**STATED EXERCISE:**
Exclude the pictures and reproduce the remaining data exactly as written.

**THE INPUT:**
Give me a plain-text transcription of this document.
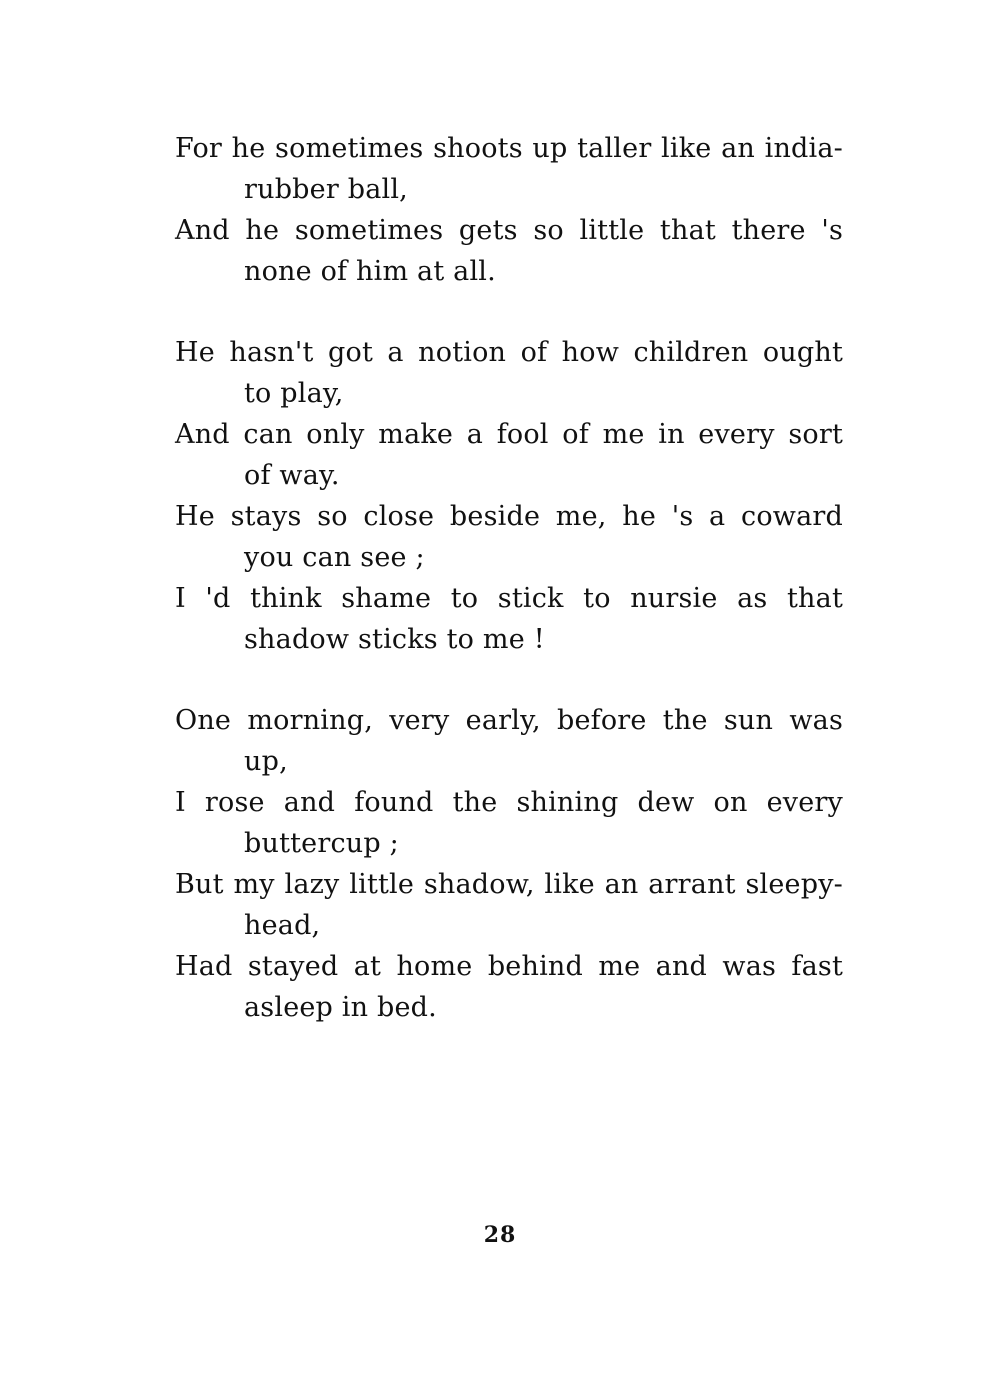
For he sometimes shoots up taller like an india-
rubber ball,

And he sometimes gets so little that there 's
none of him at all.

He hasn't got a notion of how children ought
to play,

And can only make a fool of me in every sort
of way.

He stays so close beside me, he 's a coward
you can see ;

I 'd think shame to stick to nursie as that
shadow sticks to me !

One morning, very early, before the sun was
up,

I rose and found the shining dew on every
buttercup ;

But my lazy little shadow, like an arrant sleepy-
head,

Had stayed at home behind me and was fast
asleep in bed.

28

**TASK RESULT:**
Give me a plain-text transcription of this document.
For he sometimes shoots up taller like an india-
rubber ball,

And he sometimes gets so little that there 's
none of him at all.

He hasn't got a notion of how children ought
to play,

And can only make a fool of me in every sort
of way.

He stays so close beside me, he 's a coward
you can see ;

I 'd think shame to stick to nursie as that
shadow sticks to me !

One morning, very early, before the sun was
up,

I rose and found the shining dew on every
buttercup ;

But my lazy little shadow, like an arrant sleepy-
head,

Had stayed at home behind me and was fast
asleep in bed.

28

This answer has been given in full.